"""

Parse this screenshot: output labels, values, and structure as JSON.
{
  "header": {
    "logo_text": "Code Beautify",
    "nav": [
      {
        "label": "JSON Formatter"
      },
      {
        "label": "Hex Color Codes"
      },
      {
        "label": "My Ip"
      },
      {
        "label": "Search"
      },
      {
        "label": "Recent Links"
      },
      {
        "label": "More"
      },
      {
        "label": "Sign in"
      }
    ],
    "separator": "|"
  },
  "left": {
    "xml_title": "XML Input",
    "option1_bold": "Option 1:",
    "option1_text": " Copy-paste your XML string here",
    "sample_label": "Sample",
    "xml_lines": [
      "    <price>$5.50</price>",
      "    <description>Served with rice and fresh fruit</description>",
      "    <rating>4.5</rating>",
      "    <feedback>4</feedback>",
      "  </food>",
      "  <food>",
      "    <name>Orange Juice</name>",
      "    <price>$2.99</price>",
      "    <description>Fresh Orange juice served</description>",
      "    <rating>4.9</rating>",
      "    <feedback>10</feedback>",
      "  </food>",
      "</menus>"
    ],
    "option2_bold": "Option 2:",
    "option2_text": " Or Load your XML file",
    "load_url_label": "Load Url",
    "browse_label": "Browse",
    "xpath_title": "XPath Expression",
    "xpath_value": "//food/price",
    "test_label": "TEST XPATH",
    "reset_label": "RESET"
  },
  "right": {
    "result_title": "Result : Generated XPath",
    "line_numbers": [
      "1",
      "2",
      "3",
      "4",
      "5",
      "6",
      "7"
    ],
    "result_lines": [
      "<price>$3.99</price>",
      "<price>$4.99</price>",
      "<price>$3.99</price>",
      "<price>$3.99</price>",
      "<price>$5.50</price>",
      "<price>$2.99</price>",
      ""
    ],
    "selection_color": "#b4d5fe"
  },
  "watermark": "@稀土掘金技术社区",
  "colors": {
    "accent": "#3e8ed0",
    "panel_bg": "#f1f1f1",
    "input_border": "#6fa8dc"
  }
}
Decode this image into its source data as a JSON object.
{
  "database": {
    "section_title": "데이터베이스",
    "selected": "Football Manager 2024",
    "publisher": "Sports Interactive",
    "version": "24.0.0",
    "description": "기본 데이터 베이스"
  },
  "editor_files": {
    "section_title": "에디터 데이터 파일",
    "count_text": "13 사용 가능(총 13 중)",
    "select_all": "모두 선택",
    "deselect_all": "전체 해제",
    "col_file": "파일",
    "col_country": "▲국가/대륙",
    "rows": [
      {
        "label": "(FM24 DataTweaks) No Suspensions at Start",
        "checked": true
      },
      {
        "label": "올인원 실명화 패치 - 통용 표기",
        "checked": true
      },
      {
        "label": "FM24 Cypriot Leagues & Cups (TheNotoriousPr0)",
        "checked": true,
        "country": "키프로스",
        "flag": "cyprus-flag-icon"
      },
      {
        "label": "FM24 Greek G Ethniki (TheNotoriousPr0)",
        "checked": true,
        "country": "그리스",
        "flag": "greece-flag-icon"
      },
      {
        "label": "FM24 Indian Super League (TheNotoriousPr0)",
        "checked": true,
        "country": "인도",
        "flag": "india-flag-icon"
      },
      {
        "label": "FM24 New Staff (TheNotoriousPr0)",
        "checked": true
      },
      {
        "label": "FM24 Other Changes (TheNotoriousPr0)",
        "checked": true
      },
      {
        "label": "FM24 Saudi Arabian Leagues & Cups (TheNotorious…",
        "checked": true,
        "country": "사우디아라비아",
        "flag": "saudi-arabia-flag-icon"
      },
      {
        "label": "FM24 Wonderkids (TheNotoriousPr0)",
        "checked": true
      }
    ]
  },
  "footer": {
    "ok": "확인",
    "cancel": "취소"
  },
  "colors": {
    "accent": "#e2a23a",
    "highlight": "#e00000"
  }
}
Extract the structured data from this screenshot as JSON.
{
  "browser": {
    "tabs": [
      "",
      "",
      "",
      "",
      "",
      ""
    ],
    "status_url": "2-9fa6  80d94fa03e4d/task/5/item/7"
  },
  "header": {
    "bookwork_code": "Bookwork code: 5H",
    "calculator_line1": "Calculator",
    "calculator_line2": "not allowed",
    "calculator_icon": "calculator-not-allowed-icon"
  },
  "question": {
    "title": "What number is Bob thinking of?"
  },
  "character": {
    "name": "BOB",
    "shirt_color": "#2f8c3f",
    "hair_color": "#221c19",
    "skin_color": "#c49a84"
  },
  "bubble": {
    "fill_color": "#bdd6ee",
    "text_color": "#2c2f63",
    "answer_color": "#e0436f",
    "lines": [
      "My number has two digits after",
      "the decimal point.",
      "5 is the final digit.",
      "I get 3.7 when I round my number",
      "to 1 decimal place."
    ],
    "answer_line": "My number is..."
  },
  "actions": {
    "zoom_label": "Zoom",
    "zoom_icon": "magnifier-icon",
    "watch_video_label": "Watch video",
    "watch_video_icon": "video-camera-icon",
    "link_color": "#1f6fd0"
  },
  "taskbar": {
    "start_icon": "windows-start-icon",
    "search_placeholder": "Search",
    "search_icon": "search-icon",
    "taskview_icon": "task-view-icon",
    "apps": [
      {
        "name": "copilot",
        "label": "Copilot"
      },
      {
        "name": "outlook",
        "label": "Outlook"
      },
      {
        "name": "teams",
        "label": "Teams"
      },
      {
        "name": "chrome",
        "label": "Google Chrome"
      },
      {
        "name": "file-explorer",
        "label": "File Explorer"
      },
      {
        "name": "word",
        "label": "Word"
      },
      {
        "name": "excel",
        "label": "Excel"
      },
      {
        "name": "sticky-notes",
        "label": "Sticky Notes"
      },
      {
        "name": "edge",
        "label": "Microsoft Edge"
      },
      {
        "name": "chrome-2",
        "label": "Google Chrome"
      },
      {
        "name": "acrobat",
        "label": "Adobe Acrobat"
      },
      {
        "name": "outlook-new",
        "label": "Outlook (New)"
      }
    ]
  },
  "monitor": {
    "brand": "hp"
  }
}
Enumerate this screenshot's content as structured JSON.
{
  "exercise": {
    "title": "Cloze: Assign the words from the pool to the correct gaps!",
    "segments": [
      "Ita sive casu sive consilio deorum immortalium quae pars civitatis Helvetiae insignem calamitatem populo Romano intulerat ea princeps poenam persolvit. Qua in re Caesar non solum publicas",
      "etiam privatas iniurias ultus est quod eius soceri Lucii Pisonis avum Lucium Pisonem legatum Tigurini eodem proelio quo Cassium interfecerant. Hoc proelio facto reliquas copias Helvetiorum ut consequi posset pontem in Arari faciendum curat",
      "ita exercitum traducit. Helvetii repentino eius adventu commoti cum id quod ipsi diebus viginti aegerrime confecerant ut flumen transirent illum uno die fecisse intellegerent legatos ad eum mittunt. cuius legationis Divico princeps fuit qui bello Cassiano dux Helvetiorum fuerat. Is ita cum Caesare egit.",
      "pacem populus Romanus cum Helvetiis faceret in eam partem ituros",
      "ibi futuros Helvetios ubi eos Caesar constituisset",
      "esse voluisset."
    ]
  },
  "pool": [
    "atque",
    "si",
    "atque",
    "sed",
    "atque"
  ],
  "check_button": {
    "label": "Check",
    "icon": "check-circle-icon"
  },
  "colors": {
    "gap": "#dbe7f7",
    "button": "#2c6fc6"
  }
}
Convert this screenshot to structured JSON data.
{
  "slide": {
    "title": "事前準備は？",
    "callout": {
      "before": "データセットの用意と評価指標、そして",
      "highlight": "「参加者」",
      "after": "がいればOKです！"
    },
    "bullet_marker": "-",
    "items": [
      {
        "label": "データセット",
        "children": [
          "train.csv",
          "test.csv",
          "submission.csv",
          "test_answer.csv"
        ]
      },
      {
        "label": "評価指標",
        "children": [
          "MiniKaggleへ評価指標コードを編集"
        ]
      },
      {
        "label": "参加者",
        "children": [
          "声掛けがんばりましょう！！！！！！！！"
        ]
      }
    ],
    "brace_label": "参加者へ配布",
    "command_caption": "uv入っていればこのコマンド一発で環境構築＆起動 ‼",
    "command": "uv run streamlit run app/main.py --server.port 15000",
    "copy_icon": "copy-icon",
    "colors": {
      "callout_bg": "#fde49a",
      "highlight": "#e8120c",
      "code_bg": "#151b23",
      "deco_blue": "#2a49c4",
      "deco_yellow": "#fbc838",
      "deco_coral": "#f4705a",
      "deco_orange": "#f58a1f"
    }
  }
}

"""

■ **Aim of the task**:
Reproduce each line of the entries in which the word "from" is found.

■ **Exercise response**:
Extract the structured data from this screenshot as JSON.
    "title": "Cloze: Assign the words from the pool to the correct gaps!",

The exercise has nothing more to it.